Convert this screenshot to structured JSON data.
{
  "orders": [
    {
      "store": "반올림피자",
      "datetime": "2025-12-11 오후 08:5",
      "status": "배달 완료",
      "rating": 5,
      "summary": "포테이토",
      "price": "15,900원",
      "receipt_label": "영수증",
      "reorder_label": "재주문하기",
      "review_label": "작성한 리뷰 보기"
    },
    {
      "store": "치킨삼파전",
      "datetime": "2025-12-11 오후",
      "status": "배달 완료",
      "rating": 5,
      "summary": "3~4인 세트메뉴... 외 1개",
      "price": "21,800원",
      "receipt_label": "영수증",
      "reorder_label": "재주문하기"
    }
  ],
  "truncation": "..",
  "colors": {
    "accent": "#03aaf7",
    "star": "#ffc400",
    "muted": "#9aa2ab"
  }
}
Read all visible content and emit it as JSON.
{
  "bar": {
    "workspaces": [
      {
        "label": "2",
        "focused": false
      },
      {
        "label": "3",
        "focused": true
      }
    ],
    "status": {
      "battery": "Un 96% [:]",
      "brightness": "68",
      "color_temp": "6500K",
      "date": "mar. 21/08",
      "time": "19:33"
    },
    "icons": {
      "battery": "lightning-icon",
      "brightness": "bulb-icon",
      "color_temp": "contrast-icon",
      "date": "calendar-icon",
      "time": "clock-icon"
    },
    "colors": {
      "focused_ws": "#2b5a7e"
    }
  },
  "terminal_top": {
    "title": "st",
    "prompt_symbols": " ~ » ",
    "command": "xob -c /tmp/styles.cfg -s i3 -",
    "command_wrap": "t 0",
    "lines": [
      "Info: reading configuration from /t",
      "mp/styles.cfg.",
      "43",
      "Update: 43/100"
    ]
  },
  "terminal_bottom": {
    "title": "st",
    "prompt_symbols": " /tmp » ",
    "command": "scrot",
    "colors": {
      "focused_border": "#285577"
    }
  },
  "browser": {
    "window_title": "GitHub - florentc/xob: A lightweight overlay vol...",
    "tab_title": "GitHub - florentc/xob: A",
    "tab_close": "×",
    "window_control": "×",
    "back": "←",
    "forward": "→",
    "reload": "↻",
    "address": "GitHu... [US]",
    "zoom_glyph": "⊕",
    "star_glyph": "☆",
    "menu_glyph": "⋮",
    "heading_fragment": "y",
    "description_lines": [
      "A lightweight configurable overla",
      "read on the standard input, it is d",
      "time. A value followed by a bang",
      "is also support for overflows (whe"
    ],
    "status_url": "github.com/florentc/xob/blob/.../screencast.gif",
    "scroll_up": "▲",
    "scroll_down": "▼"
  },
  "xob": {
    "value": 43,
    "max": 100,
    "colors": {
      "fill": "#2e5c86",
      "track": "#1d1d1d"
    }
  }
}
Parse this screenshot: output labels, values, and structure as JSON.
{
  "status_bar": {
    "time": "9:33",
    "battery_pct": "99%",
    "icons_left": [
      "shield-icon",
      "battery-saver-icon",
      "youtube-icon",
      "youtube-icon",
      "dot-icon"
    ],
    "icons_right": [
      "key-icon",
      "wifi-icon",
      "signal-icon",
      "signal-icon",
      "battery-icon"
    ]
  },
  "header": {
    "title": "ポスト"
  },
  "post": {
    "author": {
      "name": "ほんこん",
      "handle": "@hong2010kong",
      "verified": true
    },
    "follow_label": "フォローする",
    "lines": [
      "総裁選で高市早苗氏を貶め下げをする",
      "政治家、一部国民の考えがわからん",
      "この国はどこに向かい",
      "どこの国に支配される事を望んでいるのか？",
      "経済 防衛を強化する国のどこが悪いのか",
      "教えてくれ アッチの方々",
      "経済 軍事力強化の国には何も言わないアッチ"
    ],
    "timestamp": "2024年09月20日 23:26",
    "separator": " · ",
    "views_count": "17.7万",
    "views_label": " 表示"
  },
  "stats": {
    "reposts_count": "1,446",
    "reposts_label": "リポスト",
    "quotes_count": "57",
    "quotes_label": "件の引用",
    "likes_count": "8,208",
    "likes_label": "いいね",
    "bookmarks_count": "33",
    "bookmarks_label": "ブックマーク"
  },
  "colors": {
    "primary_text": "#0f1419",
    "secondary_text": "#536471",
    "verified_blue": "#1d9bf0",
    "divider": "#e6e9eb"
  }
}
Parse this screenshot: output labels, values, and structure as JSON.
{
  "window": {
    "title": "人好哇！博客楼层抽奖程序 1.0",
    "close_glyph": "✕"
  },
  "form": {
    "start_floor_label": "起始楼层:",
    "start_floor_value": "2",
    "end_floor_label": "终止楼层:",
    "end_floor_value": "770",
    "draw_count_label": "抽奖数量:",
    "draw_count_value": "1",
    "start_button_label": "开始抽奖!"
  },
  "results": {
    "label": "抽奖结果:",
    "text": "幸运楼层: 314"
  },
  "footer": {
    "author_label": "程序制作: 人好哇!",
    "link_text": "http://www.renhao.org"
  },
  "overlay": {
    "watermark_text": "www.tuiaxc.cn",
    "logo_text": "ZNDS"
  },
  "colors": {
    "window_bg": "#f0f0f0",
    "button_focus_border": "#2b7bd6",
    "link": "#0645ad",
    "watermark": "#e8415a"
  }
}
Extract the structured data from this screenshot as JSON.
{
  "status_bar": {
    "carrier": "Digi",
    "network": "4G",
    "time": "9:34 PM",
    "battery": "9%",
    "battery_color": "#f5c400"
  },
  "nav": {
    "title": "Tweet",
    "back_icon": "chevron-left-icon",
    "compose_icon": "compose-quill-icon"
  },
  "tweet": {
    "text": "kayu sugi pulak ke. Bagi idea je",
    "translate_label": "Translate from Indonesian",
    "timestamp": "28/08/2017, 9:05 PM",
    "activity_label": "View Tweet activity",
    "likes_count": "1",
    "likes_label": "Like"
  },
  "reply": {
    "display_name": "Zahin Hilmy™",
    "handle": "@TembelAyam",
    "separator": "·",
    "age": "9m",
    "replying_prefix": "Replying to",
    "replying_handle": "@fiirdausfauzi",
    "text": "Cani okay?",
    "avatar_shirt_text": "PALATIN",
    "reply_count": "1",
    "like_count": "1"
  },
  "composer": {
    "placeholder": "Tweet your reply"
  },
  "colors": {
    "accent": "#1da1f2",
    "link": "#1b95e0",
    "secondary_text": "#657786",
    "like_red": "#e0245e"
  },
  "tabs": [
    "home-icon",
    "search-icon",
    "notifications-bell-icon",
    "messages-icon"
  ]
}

- _Written instruction_:
Transcribe the whole listing exactly.

- _Solution to this problem_:
Convert this screenshot to structured JSON data.
{
  "orders": [
    {
      "store": "반올림피자",
      "datetime": "2025-12-11 오후 08:5",
      "status": "배달 완료",
      "rating": 5,
      "summary": "포테이토",
      "price": "15,900원",
      "receipt_label": "영수증",
      "reorder_label": "재주문하기",
      "review_label": "작성한 리뷰 보기"
    },
    {
      "store": "치킨삼파전",
      "datetime": "2025-12-11 오후",
      "status": "배달 완료",
      "rating": 5,
      "summary": "3~4인 세트메뉴... 외 1개",
      "price": "21,800원",
      "receipt_label": "영수증",
      "reorder_label": "재주문하기"
    }
  ],
  "truncation": "..",
  "colors": {
    "accent": "#03aaf7",
    "star": "#ffc400",
    "muted": "#9aa2ab"
  }
}
Read all visible content and emit it as JSON.
{
  "bar": {
    "workspaces": [
      {
        "label": "2",
        "focused": false
      },
      {
        "label": "3",
        "focused": true
      }
    ],
    "status": {
      "battery": "Un 96% [:]",
      "brightness": "68",
      "color_temp": "6500K",
      "date": "mar. 21/08",
      "time": "19:33"
    },
    "icons": {
      "battery": "lightning-icon",
      "brightness": "bulb-icon",
      "color_temp": "contrast-icon",
      "date": "calendar-icon",
      "time": "clock-icon"
    },
    "colors": {
      "focused_ws": "#2b5a7e"
    }
  },
  "terminal_top": {
    "title": "st",
    "prompt_symbols": " ~ » ",
    "command": "xob -c /tmp/styles.cfg -s i3 -",
    "command_wrap": "t 0",
    "lines": [
      "Info: reading configuration from /t",
      "mp/styles.cfg.",
      "43",
      "Update: 43/100"
    ]
  },
  "terminal_bottom": {
    "title": "st",
    "prompt_symbols": " /tmp » ",
    "command": "scrot",
    "colors": {
      "focused_border": "#285577"
    }
  },
  "browser": {
    "window_title": "GitHub - florentc/xob: A lightweight overlay vol...",
    "tab_title": "GitHub - florentc/xob: A",
    "tab_close": "×",
    "window_control": "×",
    "back": "←",
    "forward": "→",
    "reload": "↻",
    "address": "GitHu... [US]",
    "zoom_glyph": "⊕",
    "star_glyph": "☆",
    "menu_glyph": "⋮",
    "heading_fragment": "y",
    "description_lines": [
      "A lightweight configurable overla",
      "read on the standard input, it is d",
      "time. A value followed by a bang",
      "is also support for overflows (whe"
    ],
    "status_url": "github.com/florentc/xob/blob/.../screencast.gif",
    "scroll_up": "▲",
    "scroll_down": "▼"
  },
  "xob": {
    "value": 43,
    "max": 100,
    "colors": {
      "fill": "#2e5c86",
      "track": "#1d1d1d"
    }
  }
}
Parse this screenshot: output labels, values, and structure as JSON.
{
  "status_bar": {
    "time": "9:33",
    "battery_pct": "99%",
    "icons_left": [
      "shield-icon",
      "battery-saver-icon",
      "youtube-icon",
      "youtube-icon",
      "dot-icon"
    ],
    "icons_right": [
      "key-icon",
      "wifi-icon",
      "signal-icon",
      "signal-icon",
      "battery-icon"
    ]
  },
  "header": {
    "title": "ポスト"
  },
  "post": {
    "author": {
      "name": "ほんこん",
      "handle": "@hong2010kong",
      "verified": true
    },
    "follow_label": "フォローする",
    "lines": [
      "総裁選で高市早苗氏を貶め下げをする",
      "政治家、一部国民の考えがわからん",
      "この国はどこに向かい",
      "どこの国に支配される事を望んでいるのか？",
      "経済 防衛を強化する国のどこが悪いのか",
      "教えてくれ アッチの方々",
      "経済 軍事力強化の国には何も言わないアッチ"
    ],
    "timestamp": "2024年09月20日 23:26",
    "separator": " · ",
    "views_count": "17.7万",
    "views_label": " 表示"
  },
  "stats": {
    "reposts_count": "1,446",
    "reposts_label": "リポスト",
    "quotes_count": "57",
    "quotes_label": "件の引用",
    "likes_count": "8,208",
    "likes_label": "いいね",
    "bookmarks_count": "33",
    "bookmarks_label": "ブックマーク"
  },
  "colors": {
    "primary_text": "#0f1419",
    "secondary_text": "#536471",
    "verified_blue": "#1d9bf0",
    "divider": "#e6e9eb"
  }
}
Parse this screenshot: output labels, values, and structure as JSON.
{
  "window": {
    "title": "人好哇！博客楼层抽奖程序 1.0",
    "close_glyph": "✕"
  },
  "form": {
    "start_floor_label": "起始楼层:",
    "start_floor_value": "2",
    "end_floor_label": "终止楼层:",
    "end_floor_value": "770",
    "draw_count_label": "抽奖数量:",
    "draw_count_value": "1",
    "start_button_label": "开始抽奖!"
  },
  "results": {
    "label": "抽奖结果:",
    "text": "幸运楼层: 314"
  },
  "footer": {
    "author_label": "程序制作: 人好哇!",
    "link_text": "http://www.renhao.org"
  },
  "overlay": {
    "watermark_text": "www.tuiaxc.cn",
    "logo_text": "ZNDS"
  },
  "colors": {
    "window_bg": "#f0f0f0",
    "button_focus_border": "#2b7bd6",
    "link": "#0645ad",
    "watermark": "#e8415a"
  }
}
Extract the structured data from this screenshot as JSON.
{
  "status_bar": {
    "carrier": "Digi",
    "network": "4G",
    "time": "9:34 PM",
    "battery": "9%",
    "battery_color": "#f5c400"
  },
  "nav": {
    "title": "Tweet",
    "back_icon": "chevron-left-icon",
    "compose_icon": "compose-quill-icon"
  },
  "tweet": {
    "text": "kayu sugi pulak ke. Bagi idea je",
    "translate_label": "Translate from Indonesian",
    "timestamp": "28/08/2017, 9:05 PM",
    "activity_label": "View Tweet activity",
    "likes_count": "1",
    "likes_label": "Like"
  },
  "reply": {
    "display_name": "Zahin Hilmy™",
    "handle": "@TembelAyam",
    "separator": "·",
    "age": "9m",
    "replying_prefix": "Replying to",
    "replying_handle": "@fiirdausfauzi",
    "text": "Cani okay?",
    "avatar_shirt_text": "PALATIN",
    "reply_count": "1",
    "like_count": "1"
  },
  "composer": {
    "placeholder": "Tweet your reply"
  },
  "colors": {
    "accent": "#1da1f2",
    "link": "#1b95e0",
    "secondary_text": "#657786",
    "like_red": "#e0245e"
  },
  "tabs": [
    "home-icon",
    "search-icon",
    "notifications-bell-icon",
    "messages-icon"
  ]
}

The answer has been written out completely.